◆ **Task instructions**:
Omit every picture while repeating the entries exactly.

-- BEGIN Source material --

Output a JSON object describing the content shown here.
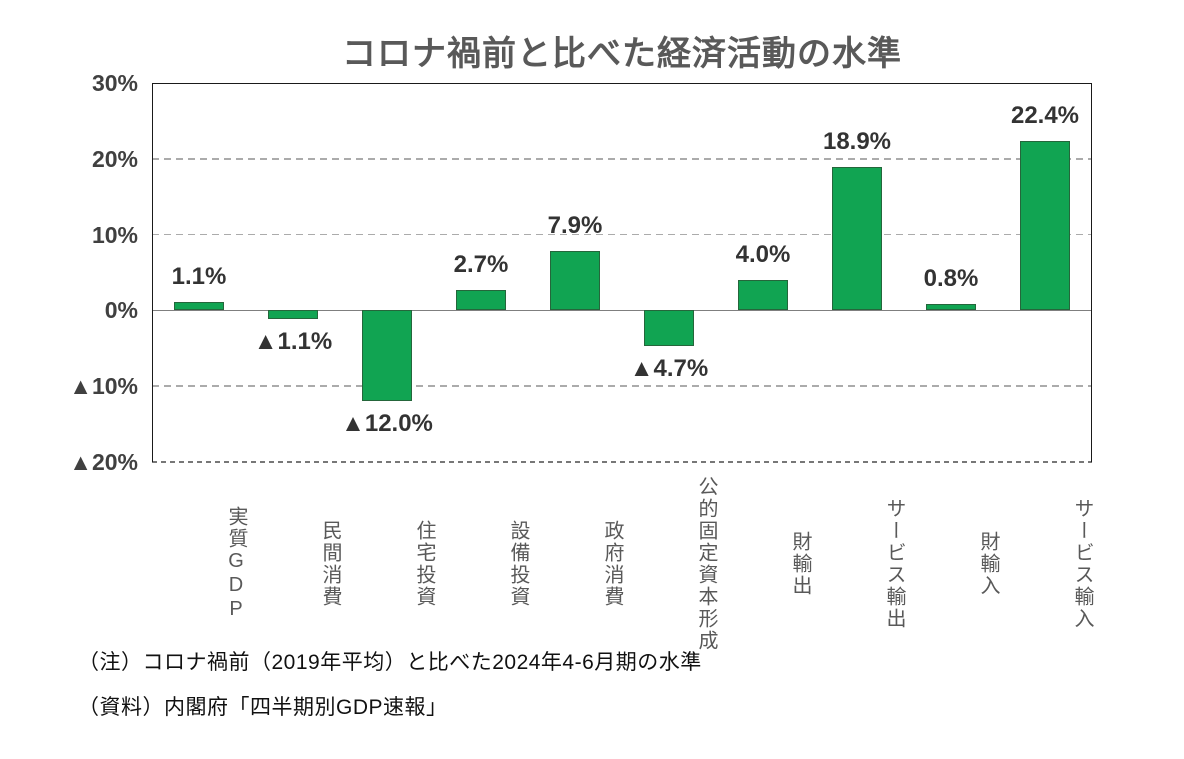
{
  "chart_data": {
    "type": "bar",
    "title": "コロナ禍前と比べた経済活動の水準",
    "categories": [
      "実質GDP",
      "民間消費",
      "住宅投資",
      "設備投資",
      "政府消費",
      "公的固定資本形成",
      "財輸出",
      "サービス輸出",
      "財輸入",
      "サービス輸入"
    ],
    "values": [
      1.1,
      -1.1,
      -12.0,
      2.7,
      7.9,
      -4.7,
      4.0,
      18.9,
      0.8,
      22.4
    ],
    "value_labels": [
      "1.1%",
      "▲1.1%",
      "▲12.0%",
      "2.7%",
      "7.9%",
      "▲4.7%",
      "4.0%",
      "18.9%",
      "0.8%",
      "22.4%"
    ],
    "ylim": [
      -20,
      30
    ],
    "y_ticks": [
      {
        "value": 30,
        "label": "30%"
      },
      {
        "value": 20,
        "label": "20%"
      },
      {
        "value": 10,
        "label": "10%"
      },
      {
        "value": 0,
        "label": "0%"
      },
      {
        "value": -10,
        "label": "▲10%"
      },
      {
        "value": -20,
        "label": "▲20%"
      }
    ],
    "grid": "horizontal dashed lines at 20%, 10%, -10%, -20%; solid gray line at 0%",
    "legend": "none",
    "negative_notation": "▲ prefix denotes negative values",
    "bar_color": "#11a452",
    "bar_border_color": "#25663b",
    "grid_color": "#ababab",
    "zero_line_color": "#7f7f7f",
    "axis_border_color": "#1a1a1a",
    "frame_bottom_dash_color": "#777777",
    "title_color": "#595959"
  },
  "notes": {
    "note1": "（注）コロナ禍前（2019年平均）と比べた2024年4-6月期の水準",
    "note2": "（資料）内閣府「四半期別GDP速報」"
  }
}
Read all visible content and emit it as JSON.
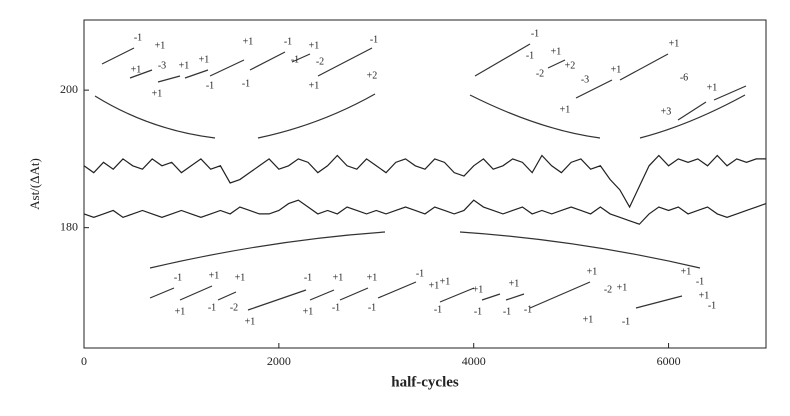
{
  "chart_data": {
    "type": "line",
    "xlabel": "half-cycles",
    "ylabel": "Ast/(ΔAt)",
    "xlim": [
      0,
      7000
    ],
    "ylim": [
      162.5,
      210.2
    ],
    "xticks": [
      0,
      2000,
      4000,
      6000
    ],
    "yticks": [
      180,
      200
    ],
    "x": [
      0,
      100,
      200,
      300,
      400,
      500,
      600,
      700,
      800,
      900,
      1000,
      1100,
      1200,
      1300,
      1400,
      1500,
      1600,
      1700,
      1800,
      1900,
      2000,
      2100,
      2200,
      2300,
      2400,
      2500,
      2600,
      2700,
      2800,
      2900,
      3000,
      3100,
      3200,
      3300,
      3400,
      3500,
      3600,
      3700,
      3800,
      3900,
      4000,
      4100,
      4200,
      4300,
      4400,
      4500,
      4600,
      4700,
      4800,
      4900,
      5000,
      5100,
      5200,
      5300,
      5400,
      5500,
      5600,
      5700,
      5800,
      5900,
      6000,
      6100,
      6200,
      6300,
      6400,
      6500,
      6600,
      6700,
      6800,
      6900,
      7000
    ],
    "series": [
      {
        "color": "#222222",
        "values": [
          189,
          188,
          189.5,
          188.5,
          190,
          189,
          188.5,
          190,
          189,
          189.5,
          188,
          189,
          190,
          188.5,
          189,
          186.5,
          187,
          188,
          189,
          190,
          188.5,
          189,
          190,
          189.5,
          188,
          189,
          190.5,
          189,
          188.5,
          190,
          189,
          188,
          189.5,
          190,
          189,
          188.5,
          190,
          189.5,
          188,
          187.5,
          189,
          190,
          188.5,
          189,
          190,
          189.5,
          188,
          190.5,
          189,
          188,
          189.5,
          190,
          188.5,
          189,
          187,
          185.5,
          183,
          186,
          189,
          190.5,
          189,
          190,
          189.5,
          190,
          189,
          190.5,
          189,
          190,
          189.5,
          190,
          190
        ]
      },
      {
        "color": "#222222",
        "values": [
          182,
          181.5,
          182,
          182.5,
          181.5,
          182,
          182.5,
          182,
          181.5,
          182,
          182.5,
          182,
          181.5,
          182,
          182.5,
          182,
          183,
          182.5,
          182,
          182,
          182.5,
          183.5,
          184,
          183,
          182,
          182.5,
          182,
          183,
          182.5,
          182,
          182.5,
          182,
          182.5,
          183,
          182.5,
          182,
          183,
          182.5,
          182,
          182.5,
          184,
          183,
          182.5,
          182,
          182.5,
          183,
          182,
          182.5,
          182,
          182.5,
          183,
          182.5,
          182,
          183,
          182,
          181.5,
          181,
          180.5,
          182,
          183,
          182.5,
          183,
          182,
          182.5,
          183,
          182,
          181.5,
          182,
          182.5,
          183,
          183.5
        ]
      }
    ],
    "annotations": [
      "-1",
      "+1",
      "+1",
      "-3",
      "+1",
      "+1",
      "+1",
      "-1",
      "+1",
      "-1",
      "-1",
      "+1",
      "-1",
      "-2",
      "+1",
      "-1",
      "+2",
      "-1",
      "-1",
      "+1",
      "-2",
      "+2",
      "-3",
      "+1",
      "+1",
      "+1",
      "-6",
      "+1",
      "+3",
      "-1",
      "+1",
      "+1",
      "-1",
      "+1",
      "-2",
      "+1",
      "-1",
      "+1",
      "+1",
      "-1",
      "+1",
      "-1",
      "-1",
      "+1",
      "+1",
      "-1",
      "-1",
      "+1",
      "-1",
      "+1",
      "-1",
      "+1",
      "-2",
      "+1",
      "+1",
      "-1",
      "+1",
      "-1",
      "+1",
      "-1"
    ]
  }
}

-- END Source material --

◆ **Final result**:
Output a JSON object describing the content shown here.
{
  "chart_data": {
    "type": "bar",
    "title": "コロナ禍前と比べた経済活動の水準",
    "categories": [
      "実質GDP",
      "民間消費",
      "住宅投資",
      "設備投資",
      "政府消費",
      "公的固定資本形成",
      "財輸出",
      "サービス輸出",
      "財輸入",
      "サービス輸入"
    ],
    "values": [
      1.1,
      -1.1,
      -12.0,
      2.7,
      7.9,
      -4.7,
      4.0,
      18.9,
      0.8,
      22.4
    ],
    "value_labels": [
      "1.1%",
      "▲1.1%",
      "▲12.0%",
      "2.7%",
      "7.9%",
      "▲4.7%",
      "4.0%",
      "18.9%",
      "0.8%",
      "22.4%"
    ],
    "ylim": [
      -20,
      30
    ],
    "y_ticks": [
      {
        "value": 30,
        "label": "30%"
      },
      {
        "value": 20,
        "label": "20%"
      },
      {
        "value": 10,
        "label": "10%"
      },
      {
        "value": 0,
        "label": "0%"
      },
      {
        "value": -10,
        "label": "▲10%"
      },
      {
        "value": -20,
        "label": "▲20%"
      }
    ],
    "grid": "horizontal dashed lines at 20%, 10%, -10%, -20%; solid gray line at 0%",
    "legend": "none",
    "negative_notation": "▲ prefix denotes negative values",
    "bar_color": "#11a452",
    "bar_border_color": "#25663b",
    "grid_color": "#ababab",
    "zero_line_color": "#7f7f7f",
    "axis_border_color": "#1a1a1a",
    "frame_bottom_dash_color": "#777777",
    "title_color": "#595959"
  },
  "notes": {
    "note1": "（注）コロナ禍前（2019年平均）と比べた2024年4-6月期の水準",
    "note2": "（資料）内閣府「四半期別GDP速報」"
  }
}
Read all visible content and emit it as JSON.
{
  "chart_data": {
    "type": "line",
    "xlabel": "half-cycles",
    "ylabel": "Ast/(ΔAt)",
    "xlim": [
      0,
      7000
    ],
    "ylim": [
      162.5,
      210.2
    ],
    "xticks": [
      0,
      2000,
      4000,
      6000
    ],
    "yticks": [
      180,
      200
    ],
    "x": [
      0,
      100,
      200,
      300,
      400,
      500,
      600,
      700,
      800,
      900,
      1000,
      1100,
      1200,
      1300,
      1400,
      1500,
      1600,
      1700,
      1800,
      1900,
      2000,
      2100,
      2200,
      2300,
      2400,
      2500,
      2600,
      2700,
      2800,
      2900,
      3000,
      3100,
      3200,
      3300,
      3400,
      3500,
      3600,
      3700,
      3800,
      3900,
      4000,
      4100,
      4200,
      4300,
      4400,
      4500,
      4600,
      4700,
      4800,
      4900,
      5000,
      5100,
      5200,
      5300,
      5400,
      5500,
      5600,
      5700,
      5800,
      5900,
      6000,
      6100,
      6200,
      6300,
      6400,
      6500,
      6600,
      6700,
      6800,
      6900,
      7000
    ],
    "series": [
      {
        "color": "#222222",
        "values": [
          189,
          188,
          189.5,
          188.5,
          190,
          189,
          188.5,
          190,
          189,
          189.5,
          188,
          189,
          190,
          188.5,
          189,
          186.5,
          187,
          188,
          189,
          190,
          188.5,
          189,
          190,
          189.5,
          188,
          189,
          190.5,
          189,
          188.5,
          190,
          189,
          188,
          189.5,
          190,
          189,
          188.5,
          190,
          189.5,
          188,
          187.5,
          189,
          190,
          188.5,
          189,
          190,
          189.5,
          188,
          190.5,
          189,
          188,
          189.5,
          190,
          188.5,
          189,
          187,
          185.5,
          183,
          186,
          189,
          190.5,
          189,
          190,
          189.5,
          190,
          189,
          190.5,
          189,
          190,
          189.5,
          190,
          190
        ]
      },
      {
        "color": "#222222",
        "values": [
          182,
          181.5,
          182,
          182.5,
          181.5,
          182,
          182.5,
          182,
          181.5,
          182,
          182.5,
          182,
          181.5,
          182,
          182.5,
          182,
          183,
          182.5,
          182,
          182,
          182.5,
          183.5,
          184,
          183,
          182,
          182.5,
          182,
          183,
          182.5,
          182,
          182.5,
          182,
          182.5,
          183,
          182.5,
          182,
          183,
          182.5,
          182,
          182.5,
          184,
          183,
          182.5,
          182,
          182.5,
          183,
          182,
          182.5,
          182,
          182.5,
          183,
          182.5,
          182,
          183,
          182,
          181.5,
          181,
          180.5,
          182,
          183,
          182.5,
          183,
          182,
          182.5,
          183,
          182,
          181.5,
          182,
          182.5,
          183,
          183.5
        ]
      }
    ],
    "annotations": [
      "-1",
      "+1",
      "+1",
      "-3",
      "+1",
      "+1",
      "+1",
      "-1",
      "+1",
      "-1",
      "-1",
      "+1",
      "-1",
      "-2",
      "+1",
      "-1",
      "+2",
      "-1",
      "-1",
      "+1",
      "-2",
      "+2",
      "-3",
      "+1",
      "+1",
      "+1",
      "-6",
      "+1",
      "+3",
      "-1",
      "+1",
      "+1",
      "-1",
      "+1",
      "-2",
      "+1",
      "-1",
      "+1",
      "+1",
      "-1",
      "+1",
      "-1",
      "-1",
      "+1",
      "+1",
      "-1",
      "-1",
      "+1",
      "-1",
      "+1",
      "-1",
      "+1",
      "-2",
      "+1",
      "+1",
      "-1",
      "+1",
      "-1",
      "+1",
      "-1"
    ]
  }
}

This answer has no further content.